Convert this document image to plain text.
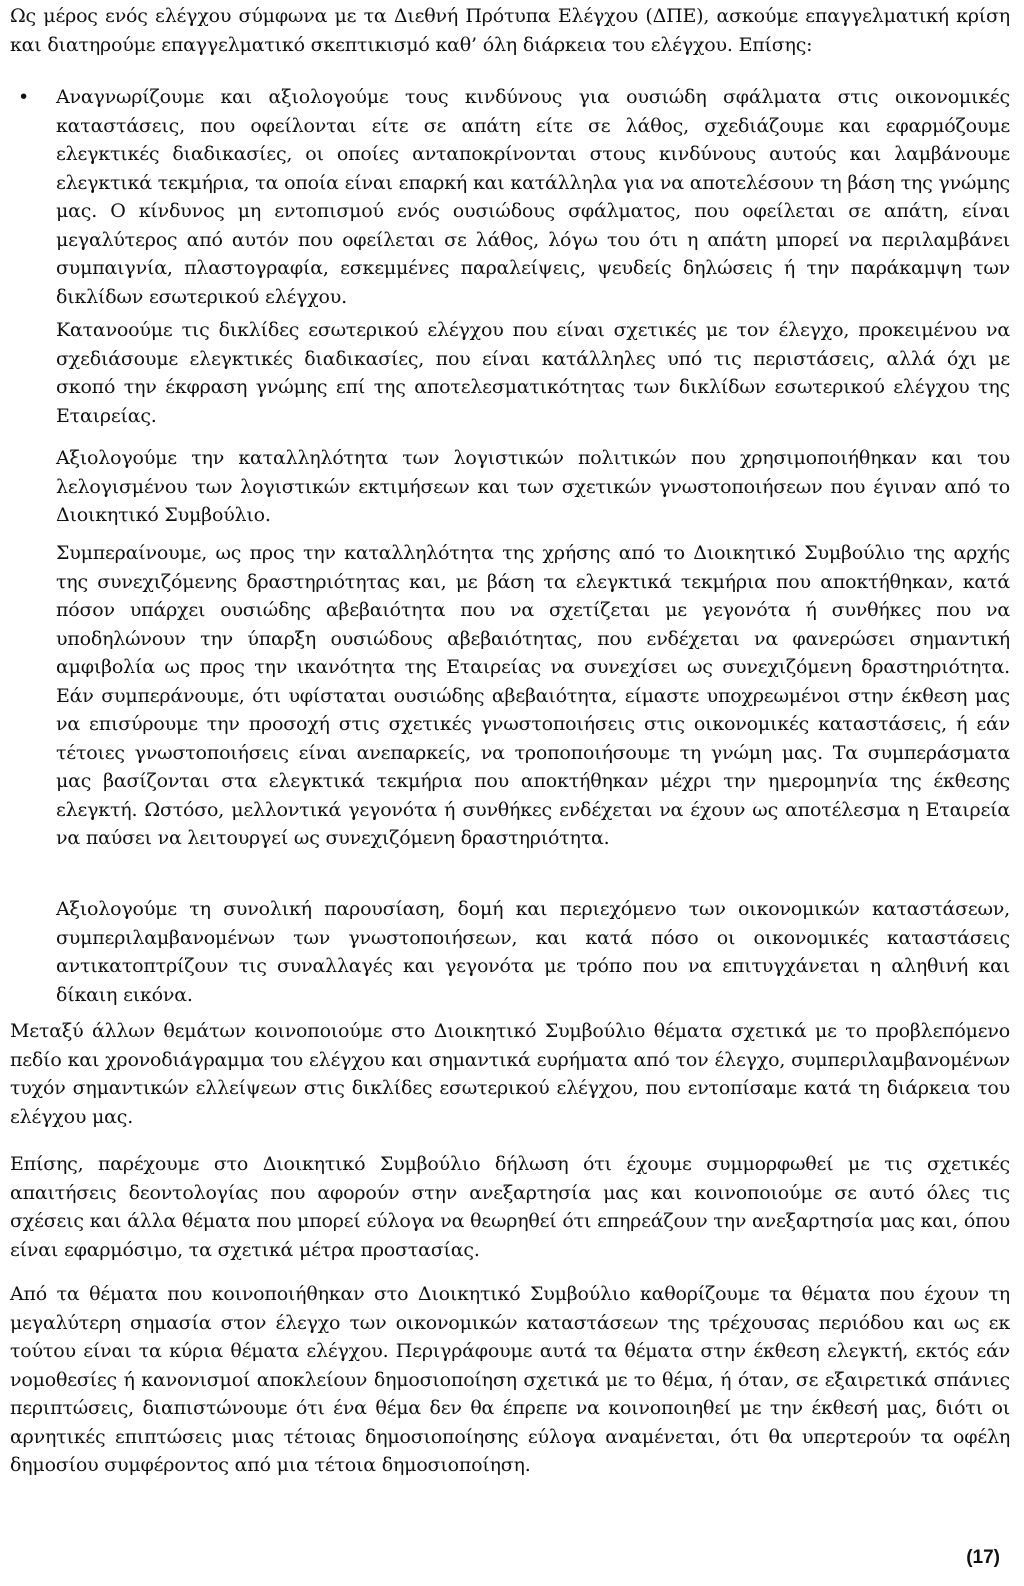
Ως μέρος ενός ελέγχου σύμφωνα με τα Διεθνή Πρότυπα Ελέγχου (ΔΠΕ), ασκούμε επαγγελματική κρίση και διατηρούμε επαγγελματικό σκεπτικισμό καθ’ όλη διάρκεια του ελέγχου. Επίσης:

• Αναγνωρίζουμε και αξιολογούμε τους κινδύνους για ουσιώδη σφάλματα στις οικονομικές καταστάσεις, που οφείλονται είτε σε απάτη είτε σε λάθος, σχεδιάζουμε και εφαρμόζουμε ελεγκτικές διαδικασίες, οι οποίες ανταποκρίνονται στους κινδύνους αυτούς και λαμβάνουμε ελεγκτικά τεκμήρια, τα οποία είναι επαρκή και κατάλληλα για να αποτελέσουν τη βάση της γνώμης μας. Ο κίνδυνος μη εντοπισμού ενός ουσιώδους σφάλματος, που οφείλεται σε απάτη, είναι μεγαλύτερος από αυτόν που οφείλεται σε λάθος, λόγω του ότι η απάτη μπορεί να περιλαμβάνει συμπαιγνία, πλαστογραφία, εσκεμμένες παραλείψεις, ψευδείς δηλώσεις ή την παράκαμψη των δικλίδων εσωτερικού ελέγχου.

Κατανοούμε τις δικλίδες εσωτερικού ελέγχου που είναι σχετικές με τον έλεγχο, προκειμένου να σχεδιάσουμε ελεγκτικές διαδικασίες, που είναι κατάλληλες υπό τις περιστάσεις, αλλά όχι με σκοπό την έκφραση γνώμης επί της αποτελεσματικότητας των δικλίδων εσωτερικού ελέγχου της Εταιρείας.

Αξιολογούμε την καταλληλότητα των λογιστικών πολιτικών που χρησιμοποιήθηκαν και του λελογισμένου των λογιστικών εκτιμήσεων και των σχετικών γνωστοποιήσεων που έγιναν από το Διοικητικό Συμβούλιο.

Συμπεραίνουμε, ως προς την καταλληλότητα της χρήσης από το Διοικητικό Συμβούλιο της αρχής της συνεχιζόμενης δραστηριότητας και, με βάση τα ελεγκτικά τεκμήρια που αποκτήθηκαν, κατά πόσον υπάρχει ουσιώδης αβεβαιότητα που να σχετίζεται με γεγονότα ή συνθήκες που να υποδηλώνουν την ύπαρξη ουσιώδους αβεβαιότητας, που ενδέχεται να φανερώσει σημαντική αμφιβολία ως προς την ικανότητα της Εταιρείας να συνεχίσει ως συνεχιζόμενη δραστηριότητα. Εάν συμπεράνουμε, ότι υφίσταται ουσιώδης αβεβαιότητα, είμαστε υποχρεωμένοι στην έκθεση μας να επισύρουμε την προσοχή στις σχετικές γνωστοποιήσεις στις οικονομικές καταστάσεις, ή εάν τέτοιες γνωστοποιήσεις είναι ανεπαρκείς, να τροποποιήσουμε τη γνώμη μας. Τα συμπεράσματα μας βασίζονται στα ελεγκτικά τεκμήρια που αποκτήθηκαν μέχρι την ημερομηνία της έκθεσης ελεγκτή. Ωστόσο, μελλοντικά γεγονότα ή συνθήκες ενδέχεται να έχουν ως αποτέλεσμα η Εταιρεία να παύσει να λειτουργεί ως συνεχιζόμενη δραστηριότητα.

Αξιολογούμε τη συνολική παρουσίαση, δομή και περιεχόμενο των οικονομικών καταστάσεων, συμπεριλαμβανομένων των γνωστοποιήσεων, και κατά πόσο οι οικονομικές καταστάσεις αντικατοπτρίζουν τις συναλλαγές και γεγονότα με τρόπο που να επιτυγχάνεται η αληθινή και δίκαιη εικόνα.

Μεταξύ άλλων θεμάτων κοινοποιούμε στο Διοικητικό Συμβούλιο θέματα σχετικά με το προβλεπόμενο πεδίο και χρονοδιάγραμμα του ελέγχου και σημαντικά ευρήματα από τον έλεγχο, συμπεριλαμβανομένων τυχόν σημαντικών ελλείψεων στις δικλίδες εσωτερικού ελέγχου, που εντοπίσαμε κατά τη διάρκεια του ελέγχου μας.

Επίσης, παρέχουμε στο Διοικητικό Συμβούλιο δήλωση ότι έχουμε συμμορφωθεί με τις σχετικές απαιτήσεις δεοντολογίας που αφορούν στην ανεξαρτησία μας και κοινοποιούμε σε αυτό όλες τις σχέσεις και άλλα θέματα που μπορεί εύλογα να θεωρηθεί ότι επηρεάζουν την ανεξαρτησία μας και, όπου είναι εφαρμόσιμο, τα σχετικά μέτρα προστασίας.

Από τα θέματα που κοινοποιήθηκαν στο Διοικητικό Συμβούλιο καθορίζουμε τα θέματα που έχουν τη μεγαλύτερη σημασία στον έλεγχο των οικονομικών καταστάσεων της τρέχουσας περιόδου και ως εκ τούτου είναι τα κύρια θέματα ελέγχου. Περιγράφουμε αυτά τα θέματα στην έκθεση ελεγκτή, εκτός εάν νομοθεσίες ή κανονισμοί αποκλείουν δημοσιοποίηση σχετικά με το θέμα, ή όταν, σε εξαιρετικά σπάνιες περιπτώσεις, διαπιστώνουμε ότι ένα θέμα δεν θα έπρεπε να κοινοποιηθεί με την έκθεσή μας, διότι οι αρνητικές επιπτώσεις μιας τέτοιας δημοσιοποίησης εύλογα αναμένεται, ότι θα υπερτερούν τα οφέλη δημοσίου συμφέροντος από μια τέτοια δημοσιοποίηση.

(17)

## Aim of the exercise
For the material, find the number of lines holding the word "διαδικασίες" and give that figure and nothing more.

## Reply
2